**Directive:** All the data should be repeated exactly. Any image in it is left out.
— start Dataset records —
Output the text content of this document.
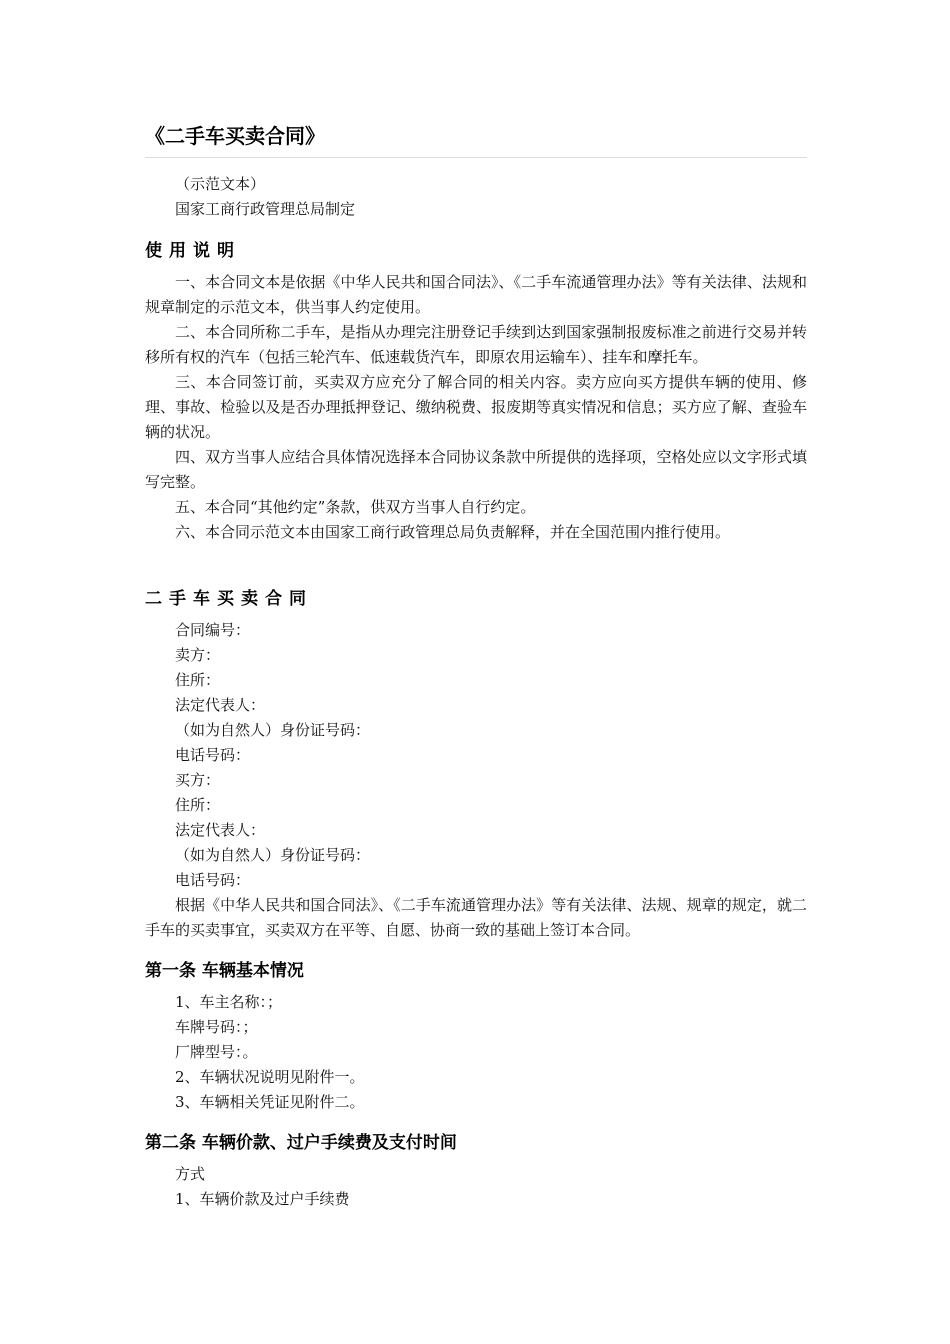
《二手车买卖合同》

（示范文本）

国家工商行政管理总局制定

使用说明

一、本合同文本是依据《中华人民共和国合同法》、《二手车流通管理办法》等有关法律、法规和规章制定的示范文本，供当事人约定使用。

二、本合同所称二手车，是指从办理完注册登记手续到达到国家强制报废标准之前进行交易并转移所有权的汽车（包括三轮汽车、低速载货汽车，即原农用运输车）、挂车和摩托车。

三、本合同签订前，买卖双方应充分了解合同的相关内容。卖方应向买方提供车辆的使用、修理、事故、检验以及是否办理抵押登记、缴纳税费、报废期等真实情况和信息；买方应了解、查验车辆的状况。

四、双方当事人应结合具体情况选择本合同协议条款中所提供的选择项，空格处应以文字形式填写完整。

五、本合同“其他约定”条款，供双方当事人自行约定。

六、本合同示范文本由国家工商行政管理总局负责解释，并在全国范围内推行使用。

二手车买卖合同

合同编号：

卖方：

住所：

法定代表人：

（如为自然人）身份证号码：

电话号码：

买方：

住所：

法定代表人：

（如为自然人）身份证号码：

电话号码：

根据《中华人民共和国合同法》、《二手车流通管理办法》等有关法律、法规、规章的规定，就二手车的买卖事宜，买卖双方在平等、自愿、协商一致的基础上签订本合同。

第一条 车辆基本情况

1、车主名称：；

车牌号码：；

厂牌型号：。

2、车辆状况说明见附件一。

3、车辆相关凭证见附件二。

第二条 车辆价款、过户手续费及支付时间

方式

1、车辆价款及过户手续费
— end Dataset records —
**Worked solution:**
Output the text content of this document.
《二手车买卖合同》

（示范文本）

国家工商行政管理总局制定

使用说明

一、本合同文本是依据《中华人民共和国合同法》、《二手车流通管理办法》等有关法律、法规和规章制定的示范文本，供当事人约定使用。

二、本合同所称二手车，是指从办理完注册登记手续到达到国家强制报废标准之前进行交易并转移所有权的汽车（包括三轮汽车、低速载货汽车，即原农用运输车）、挂车和摩托车。

三、本合同签订前，买卖双方应充分了解合同的相关内容。卖方应向买方提供车辆的使用、修理、事故、检验以及是否办理抵押登记、缴纳税费、报废期等真实情况和信息；买方应了解、查验车辆的状况。

四、双方当事人应结合具体情况选择本合同协议条款中所提供的选择项，空格处应以文字形式填写完整。

五、本合同“其他约定”条款，供双方当事人自行约定。

六、本合同示范文本由国家工商行政管理总局负责解释，并在全国范围内推行使用。

二手车买卖合同

合同编号：

卖方：

住所：

法定代表人：

（如为自然人）身份证号码：

电话号码：

买方：

住所：

法定代表人：

（如为自然人）身份证号码：

电话号码：

根据《中华人民共和国合同法》、《二手车流通管理办法》等有关法律、法规、规章的规定，就二手车的买卖事宜，买卖双方在平等、自愿、协商一致的基础上签订本合同。

第一条 车辆基本情况

1、车主名称：；

车牌号码：；

厂牌型号：。

2、车辆状况说明见附件一。

3、车辆相关凭证见附件二。

第二条 车辆价款、过户手续费及支付时间

方式

1、车辆价款及过户手续费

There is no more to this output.